- [Set of tasks]:
(a) In the bike ride account, what did the narrator pay for 1.5 liters of water?
(b) Continue the bike ride account from where it stops.

- [Exercise text]:
# # # # #
And I started getting worried as I only had my bike’s 700ml reservoir and a single 850ml bottle. There wasn’t a town in sight. No shops, no civilizations, nowhere to refill, until about 50km in.

I pulled in to what appeared to be the only shop in town with people in front of it, where a woman was cooking something really greasy for 5-6 locals. I heard them say in Malay, “Look at this guy, he doesn’t even speak Malay, I wonder what he wants.”

Everybody was staring at me and I didn’t blame them: I’m on this funny bike, dressed in full Lycra, sweating like crazy, and clearly not from these parts.

I asked her, in Malay, “Do you sell water?”

She replied politely, and told me she didn’t, but a shop down the road did.

Then the woman who said I didn’t speak Malay had a nice recovery, “Just down here, on your right,” she clarified, in perfect English.

I bought 1.5 litres for RM2 which is about USD 50 cents. It was from the fridge, but still warm, but I didn’t care. I was just happy to have water.
# # # # #
- [Dataset excerpts]:
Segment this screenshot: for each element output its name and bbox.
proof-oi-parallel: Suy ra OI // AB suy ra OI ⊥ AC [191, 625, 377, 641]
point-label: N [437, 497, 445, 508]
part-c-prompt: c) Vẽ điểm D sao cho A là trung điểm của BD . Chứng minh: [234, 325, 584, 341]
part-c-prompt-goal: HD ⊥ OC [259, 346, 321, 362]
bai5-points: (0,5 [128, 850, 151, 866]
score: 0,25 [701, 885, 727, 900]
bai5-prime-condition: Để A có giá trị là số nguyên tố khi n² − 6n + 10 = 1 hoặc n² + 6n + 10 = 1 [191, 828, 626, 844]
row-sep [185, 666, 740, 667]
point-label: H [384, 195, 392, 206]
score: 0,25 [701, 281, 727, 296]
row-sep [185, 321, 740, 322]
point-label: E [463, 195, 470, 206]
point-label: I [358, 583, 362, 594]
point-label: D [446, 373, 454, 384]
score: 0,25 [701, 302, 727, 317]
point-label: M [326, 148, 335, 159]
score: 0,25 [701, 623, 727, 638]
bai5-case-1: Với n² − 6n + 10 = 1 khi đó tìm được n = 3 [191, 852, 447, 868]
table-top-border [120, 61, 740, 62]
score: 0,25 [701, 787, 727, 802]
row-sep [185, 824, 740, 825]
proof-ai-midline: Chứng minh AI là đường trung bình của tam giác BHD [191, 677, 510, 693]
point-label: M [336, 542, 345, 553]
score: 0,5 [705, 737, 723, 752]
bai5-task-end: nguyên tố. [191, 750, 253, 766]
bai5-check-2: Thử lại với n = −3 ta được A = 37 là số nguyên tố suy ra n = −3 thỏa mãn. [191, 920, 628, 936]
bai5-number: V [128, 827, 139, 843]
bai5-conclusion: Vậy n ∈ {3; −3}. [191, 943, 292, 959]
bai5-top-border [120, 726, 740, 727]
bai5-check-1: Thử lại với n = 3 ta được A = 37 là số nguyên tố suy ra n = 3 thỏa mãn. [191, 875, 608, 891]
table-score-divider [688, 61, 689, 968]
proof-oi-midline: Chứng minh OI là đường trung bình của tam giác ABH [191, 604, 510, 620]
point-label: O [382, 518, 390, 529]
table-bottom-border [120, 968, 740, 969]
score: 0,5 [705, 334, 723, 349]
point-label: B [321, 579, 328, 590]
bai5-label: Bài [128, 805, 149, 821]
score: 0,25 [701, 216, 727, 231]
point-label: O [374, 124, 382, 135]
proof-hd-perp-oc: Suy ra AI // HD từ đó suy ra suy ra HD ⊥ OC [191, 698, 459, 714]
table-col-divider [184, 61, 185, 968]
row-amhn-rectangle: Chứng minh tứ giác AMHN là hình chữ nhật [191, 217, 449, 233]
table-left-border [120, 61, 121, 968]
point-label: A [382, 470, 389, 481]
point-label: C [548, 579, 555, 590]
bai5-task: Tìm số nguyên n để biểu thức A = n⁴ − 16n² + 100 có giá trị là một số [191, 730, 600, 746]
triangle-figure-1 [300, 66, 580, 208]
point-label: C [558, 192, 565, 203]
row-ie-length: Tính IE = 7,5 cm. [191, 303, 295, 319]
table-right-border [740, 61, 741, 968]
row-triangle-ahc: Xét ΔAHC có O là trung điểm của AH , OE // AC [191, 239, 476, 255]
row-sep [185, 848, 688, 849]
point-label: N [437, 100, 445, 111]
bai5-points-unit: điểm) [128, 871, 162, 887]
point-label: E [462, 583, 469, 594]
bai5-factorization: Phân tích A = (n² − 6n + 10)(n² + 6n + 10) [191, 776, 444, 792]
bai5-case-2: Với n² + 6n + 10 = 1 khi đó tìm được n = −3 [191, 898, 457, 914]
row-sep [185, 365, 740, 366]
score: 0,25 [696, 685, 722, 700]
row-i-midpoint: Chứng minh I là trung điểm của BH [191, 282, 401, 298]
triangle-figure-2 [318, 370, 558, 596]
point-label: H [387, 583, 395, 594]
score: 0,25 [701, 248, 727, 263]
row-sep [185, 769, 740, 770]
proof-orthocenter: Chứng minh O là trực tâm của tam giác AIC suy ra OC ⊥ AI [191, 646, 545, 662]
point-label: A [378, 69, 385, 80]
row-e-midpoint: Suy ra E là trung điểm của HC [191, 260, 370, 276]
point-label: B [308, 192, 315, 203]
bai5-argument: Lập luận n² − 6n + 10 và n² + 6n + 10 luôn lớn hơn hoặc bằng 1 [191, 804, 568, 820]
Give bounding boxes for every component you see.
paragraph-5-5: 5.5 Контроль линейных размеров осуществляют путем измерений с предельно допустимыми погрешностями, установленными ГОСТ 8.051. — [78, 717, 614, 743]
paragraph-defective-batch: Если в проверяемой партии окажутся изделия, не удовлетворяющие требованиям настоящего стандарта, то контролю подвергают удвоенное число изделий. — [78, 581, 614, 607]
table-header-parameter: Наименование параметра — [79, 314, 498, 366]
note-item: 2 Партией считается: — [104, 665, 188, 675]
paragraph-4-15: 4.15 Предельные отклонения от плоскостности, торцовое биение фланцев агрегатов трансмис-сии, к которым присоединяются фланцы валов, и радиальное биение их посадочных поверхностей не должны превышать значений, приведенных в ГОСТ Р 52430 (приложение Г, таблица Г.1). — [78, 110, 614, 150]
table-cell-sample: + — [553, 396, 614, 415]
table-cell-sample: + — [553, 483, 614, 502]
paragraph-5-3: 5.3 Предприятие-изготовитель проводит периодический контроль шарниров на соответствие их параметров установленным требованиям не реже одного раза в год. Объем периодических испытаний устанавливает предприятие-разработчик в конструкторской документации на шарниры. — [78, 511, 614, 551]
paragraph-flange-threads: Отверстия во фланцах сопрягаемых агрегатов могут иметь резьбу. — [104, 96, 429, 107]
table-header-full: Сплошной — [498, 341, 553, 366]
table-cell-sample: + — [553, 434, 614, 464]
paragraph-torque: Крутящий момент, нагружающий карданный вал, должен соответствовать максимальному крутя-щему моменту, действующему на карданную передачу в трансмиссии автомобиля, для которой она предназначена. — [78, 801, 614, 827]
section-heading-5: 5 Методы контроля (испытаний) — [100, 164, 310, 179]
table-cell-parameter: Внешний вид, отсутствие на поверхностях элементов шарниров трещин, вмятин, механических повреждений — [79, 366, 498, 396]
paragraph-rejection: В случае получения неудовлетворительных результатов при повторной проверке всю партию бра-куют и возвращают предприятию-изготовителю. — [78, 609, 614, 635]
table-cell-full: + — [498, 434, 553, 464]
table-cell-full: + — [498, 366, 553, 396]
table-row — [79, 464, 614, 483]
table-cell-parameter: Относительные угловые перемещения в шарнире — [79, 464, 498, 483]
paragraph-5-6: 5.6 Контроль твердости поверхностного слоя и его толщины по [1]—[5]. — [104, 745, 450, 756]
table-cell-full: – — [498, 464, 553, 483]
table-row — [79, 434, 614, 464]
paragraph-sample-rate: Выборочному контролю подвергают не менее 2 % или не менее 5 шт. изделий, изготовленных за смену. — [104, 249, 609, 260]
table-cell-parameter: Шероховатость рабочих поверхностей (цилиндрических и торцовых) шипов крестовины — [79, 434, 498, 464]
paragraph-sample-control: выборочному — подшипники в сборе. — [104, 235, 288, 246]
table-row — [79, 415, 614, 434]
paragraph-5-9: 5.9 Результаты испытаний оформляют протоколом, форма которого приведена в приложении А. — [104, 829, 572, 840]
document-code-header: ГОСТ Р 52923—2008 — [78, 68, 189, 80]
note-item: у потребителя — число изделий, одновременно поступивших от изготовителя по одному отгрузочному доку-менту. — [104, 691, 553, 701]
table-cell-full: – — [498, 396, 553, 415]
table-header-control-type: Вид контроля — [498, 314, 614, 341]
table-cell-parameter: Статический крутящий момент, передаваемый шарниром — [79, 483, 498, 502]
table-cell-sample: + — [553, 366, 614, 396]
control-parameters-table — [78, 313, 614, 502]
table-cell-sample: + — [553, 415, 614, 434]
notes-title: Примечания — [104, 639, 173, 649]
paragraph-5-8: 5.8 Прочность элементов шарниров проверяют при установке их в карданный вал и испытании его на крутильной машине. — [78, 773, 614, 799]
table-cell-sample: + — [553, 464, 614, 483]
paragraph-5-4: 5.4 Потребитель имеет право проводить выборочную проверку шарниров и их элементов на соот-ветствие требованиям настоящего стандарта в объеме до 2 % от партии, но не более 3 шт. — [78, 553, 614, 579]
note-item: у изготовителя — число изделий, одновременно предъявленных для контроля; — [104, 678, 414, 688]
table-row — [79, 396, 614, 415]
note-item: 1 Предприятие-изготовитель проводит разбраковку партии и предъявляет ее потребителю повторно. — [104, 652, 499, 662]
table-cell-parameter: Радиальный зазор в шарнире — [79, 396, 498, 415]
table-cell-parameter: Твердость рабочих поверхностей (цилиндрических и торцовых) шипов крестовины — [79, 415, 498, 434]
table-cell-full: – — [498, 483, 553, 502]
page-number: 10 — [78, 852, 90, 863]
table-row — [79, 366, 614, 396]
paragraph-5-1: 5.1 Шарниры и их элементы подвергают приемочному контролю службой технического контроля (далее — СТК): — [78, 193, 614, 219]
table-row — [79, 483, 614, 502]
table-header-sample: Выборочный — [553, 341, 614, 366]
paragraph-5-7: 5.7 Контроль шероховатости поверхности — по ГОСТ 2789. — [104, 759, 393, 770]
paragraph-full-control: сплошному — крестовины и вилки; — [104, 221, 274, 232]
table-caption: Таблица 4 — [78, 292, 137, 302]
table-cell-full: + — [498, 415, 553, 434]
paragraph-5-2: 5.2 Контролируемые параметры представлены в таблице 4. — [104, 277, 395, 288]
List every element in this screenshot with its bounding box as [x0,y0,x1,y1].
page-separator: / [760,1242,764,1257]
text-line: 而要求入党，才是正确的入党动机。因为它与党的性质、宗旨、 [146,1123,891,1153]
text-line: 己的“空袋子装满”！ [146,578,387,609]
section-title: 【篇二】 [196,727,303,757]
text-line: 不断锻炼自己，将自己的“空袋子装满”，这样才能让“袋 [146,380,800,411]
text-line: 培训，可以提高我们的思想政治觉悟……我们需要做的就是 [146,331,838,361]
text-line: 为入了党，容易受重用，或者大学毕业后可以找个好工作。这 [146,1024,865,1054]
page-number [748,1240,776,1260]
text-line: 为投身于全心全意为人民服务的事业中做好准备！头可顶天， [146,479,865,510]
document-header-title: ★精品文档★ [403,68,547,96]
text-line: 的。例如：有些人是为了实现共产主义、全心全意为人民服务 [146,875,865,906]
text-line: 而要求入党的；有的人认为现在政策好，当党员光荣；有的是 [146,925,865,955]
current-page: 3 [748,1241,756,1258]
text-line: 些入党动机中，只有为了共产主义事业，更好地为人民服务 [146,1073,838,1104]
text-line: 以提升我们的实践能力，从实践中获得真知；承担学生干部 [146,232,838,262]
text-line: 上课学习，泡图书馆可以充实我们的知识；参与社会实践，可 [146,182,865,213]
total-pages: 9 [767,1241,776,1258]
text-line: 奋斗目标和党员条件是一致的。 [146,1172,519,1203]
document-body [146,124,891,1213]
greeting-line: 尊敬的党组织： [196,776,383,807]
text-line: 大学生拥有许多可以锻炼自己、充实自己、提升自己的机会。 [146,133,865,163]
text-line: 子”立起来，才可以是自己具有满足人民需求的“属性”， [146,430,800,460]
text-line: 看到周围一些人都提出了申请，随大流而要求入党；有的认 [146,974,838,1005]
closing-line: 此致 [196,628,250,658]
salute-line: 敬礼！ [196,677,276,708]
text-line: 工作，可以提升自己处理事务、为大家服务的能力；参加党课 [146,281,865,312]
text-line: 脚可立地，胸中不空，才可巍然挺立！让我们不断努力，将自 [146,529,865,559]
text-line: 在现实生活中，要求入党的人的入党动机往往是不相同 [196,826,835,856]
# # # # #
- [Answers for this exercise]:
(a) RM2, which is about 50 US cents.

(b)
Bike in front of shop in Desaru, Malaysia
There’s my warm water, on the wall behind the bike

I refilled the bike’s bottle and poured the rest in the rear bottle. Normally I don’t dilute my nutrition – I don’t like to change my rate of consumption too much – but in this case I needed to pack out all 1.5 litres either on my bike or in my body.

Soon I went for the normal gels (not liquid). I had brought only three flavours: Salted Caramel, Chocolate Outrage, and Tri-Berry (I bought this one just for the name). Each had 20mg of caffeine, but I couldn’t perceive any of that.

Huge range of GU energy gels
GU has a massive range of flavours. I challenge you to try all of them. Credit: GU

While I did look forward to the gels, I do think they are quite a bit sweeter than necessary. That said, GU has a tremendous range of flavours, and their site even categorizes them accordingly: Sweet, Chocolatey, Fruity, Salty, Bitter, and No Caffeine.

Presumably to celebrate 25 years of GU? Credit: GU

I would really love to try some of the bitter flavours like hops, Chai Latte, or Cold Brew Coffee. On the topic of flavours – GU has to be one of the most innovative brands out there. Here are some of their crazy variations:

  • Hoppy Trails
  • French Toast
  • Birthday Cake
  • Campfire S’mores
  • Toasted Marshallow

Post-Ride

After the ride, I mixed up a Chocolate Smoothie Roctane Ultra Endurance Protein Recovery Drink Mix and downed that followed by the Stroopwafel, Salted Chocolate flavour.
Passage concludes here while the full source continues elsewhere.